Task objective - Keep the pictures out and restate every record exactly.

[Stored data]
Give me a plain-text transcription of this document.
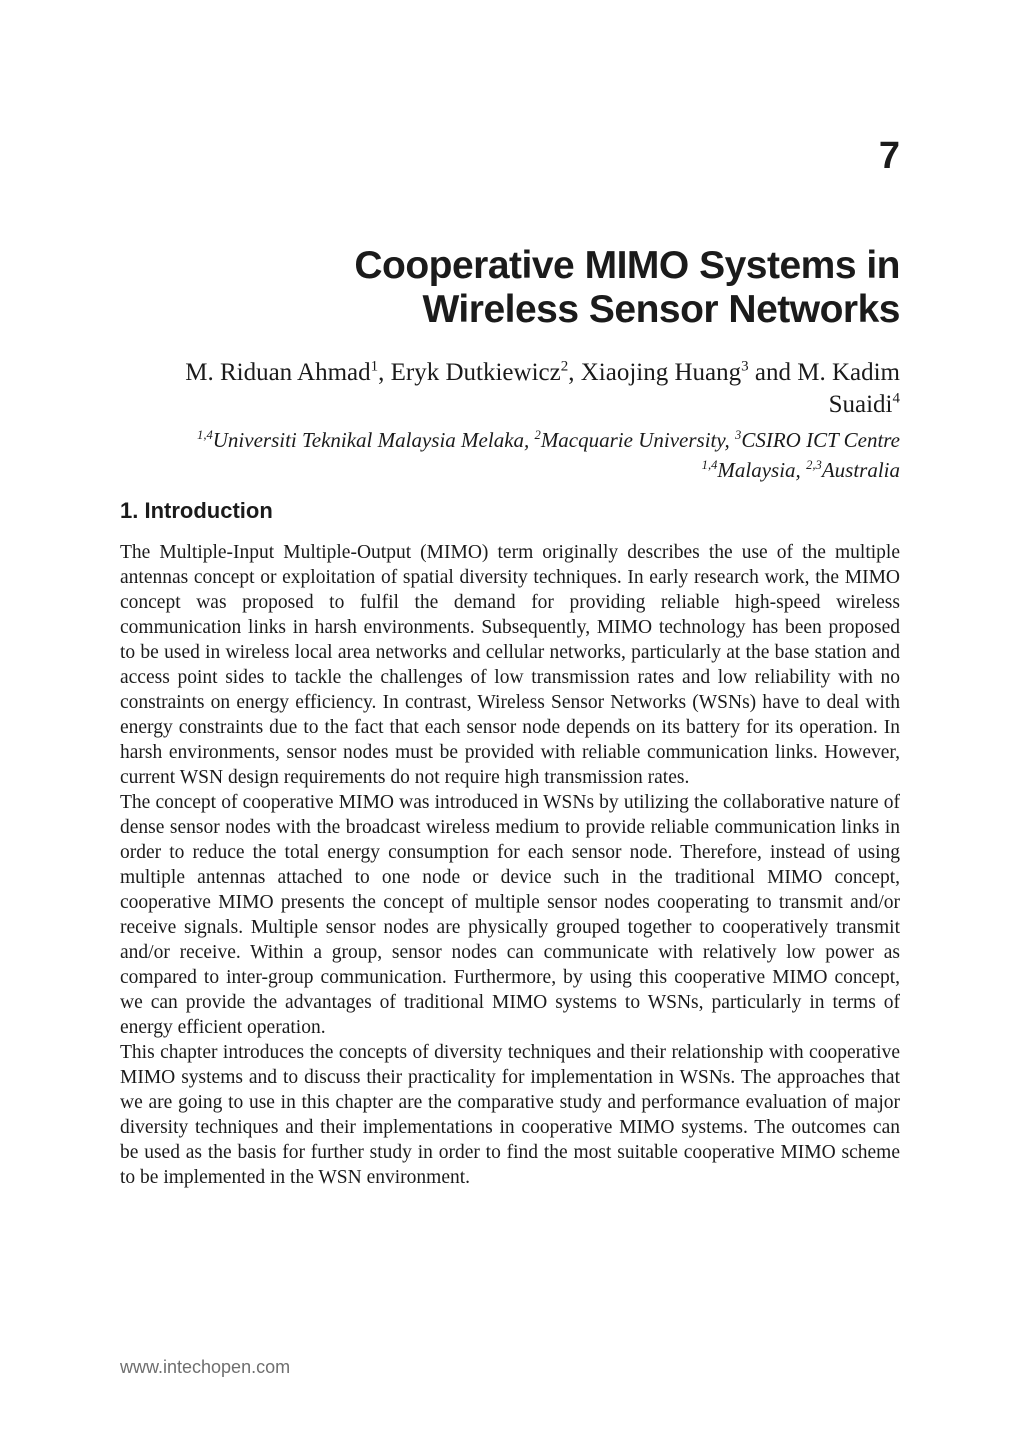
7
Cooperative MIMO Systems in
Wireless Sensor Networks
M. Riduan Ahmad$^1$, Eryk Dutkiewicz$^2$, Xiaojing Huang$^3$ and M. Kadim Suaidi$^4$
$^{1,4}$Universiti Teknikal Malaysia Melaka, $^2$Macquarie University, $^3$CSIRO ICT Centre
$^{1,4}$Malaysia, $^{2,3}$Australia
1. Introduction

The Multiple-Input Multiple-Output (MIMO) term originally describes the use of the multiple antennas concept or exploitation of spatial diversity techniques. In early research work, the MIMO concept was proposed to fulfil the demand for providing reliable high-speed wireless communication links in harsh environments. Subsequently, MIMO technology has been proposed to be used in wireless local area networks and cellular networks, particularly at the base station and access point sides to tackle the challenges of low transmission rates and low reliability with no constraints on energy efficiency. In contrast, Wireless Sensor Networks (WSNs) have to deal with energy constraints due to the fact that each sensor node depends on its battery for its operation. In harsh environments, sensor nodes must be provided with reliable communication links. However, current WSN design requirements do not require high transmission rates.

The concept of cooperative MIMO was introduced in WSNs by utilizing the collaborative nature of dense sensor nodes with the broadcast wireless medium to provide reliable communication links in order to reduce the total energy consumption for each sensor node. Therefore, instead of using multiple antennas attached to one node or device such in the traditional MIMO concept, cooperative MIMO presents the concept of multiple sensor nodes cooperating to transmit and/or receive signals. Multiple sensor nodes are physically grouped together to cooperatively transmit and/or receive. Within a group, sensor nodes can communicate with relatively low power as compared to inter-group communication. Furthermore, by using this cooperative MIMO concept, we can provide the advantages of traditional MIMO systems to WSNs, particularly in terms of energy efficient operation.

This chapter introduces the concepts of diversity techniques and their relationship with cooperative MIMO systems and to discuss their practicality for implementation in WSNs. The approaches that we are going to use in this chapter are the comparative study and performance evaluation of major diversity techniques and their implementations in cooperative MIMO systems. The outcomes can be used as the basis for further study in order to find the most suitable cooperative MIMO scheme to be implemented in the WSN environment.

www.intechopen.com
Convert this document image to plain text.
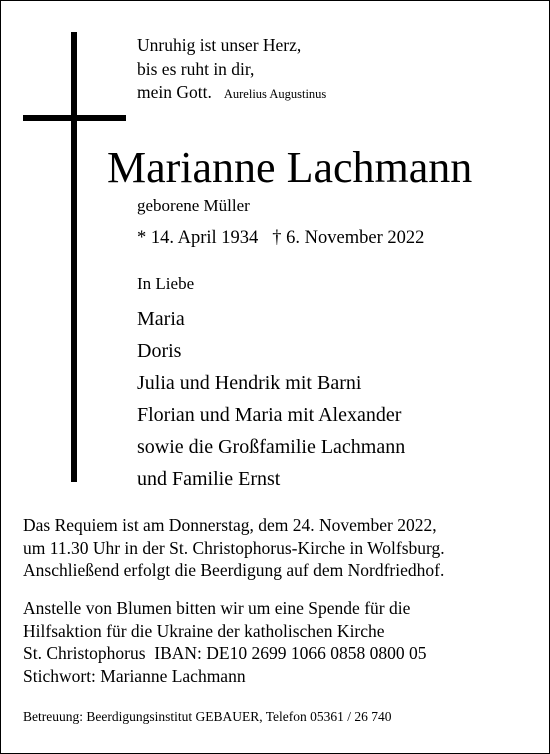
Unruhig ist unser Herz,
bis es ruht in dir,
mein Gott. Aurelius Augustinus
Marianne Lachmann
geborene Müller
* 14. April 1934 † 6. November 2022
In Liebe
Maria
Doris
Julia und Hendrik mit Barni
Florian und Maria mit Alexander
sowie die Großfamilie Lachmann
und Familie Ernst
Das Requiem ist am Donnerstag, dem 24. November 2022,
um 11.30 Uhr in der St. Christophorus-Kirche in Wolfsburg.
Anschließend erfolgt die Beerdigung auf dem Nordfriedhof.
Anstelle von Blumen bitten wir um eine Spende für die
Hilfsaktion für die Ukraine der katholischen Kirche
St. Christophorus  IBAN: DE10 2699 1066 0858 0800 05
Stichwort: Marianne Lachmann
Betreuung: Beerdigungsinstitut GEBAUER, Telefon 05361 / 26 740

Result of this task -
Give me a plain-text transcription of this document.
7
Cooperative MIMO Systems in
Wireless Sensor Networks
M. Riduan Ahmad$^1$, Eryk Dutkiewicz$^2$, Xiaojing Huang$^3$ and M. Kadim Suaidi$^4$
$^{1,4}$Universiti Teknikal Malaysia Melaka, $^2$Macquarie University, $^3$CSIRO ICT Centre
$^{1,4}$Malaysia, $^{2,3}$Australia
1. Introduction

The Multiple-Input Multiple-Output (MIMO) term originally describes the use of the multiple antennas concept or exploitation of spatial diversity techniques. In early research work, the MIMO concept was proposed to fulfil the demand for providing reliable high-speed wireless communication links in harsh environments. Subsequently, MIMO technology has been proposed to be used in wireless local area networks and cellular networks, particularly at the base station and access point sides to tackle the challenges of low transmission rates and low reliability with no constraints on energy efficiency. In contrast, Wireless Sensor Networks (WSNs) have to deal with energy constraints due to the fact that each sensor node depends on its battery for its operation. In harsh environments, sensor nodes must be provided with reliable communication links. However, current WSN design requirements do not require high transmission rates.

The concept of cooperative MIMO was introduced in WSNs by utilizing the collaborative nature of dense sensor nodes with the broadcast wireless medium to provide reliable communication links in order to reduce the total energy consumption for each sensor node. Therefore, instead of using multiple antennas attached to one node or device such in the traditional MIMO concept, cooperative MIMO presents the concept of multiple sensor nodes cooperating to transmit and/or receive signals. Multiple sensor nodes are physically grouped together to cooperatively transmit and/or receive. Within a group, sensor nodes can communicate with relatively low power as compared to inter-group communication. Furthermore, by using this cooperative MIMO concept, we can provide the advantages of traditional MIMO systems to WSNs, particularly in terms of energy efficient operation.

This chapter introduces the concepts of diversity techniques and their relationship with cooperative MIMO systems and to discuss their practicality for implementation in WSNs. The approaches that we are going to use in this chapter are the comparative study and performance evaluation of major diversity techniques and their implementations in cooperative MIMO systems. The outcomes can be used as the basis for further study in order to find the most suitable cooperative MIMO scheme to be implemented in the WSN environment.

www.intechopen.com
Convert this document image to plain text.
Unruhig ist unser Herz,
bis es ruht in dir,
mein Gott. Aurelius Augustinus
Marianne Lachmann
geborene Müller
* 14. April 1934 † 6. November 2022
In Liebe
Maria
Doris
Julia und Hendrik mit Barni
Florian und Maria mit Alexander
sowie die Großfamilie Lachmann
und Familie Ernst
Das Requiem ist am Donnerstag, dem 24. November 2022,
um 11.30 Uhr in der St. Christophorus-Kirche in Wolfsburg.
Anschließend erfolgt die Beerdigung auf dem Nordfriedhof.
Anstelle von Blumen bitten wir um eine Spende für die
Hilfsaktion für die Ukraine der katholischen Kirche
St. Christophorus  IBAN: DE10 2699 1066 0858 0800 05
Stichwort: Marianne Lachmann
Betreuung: Beerdigungsinstitut GEBAUER, Telefon 05361 / 26 740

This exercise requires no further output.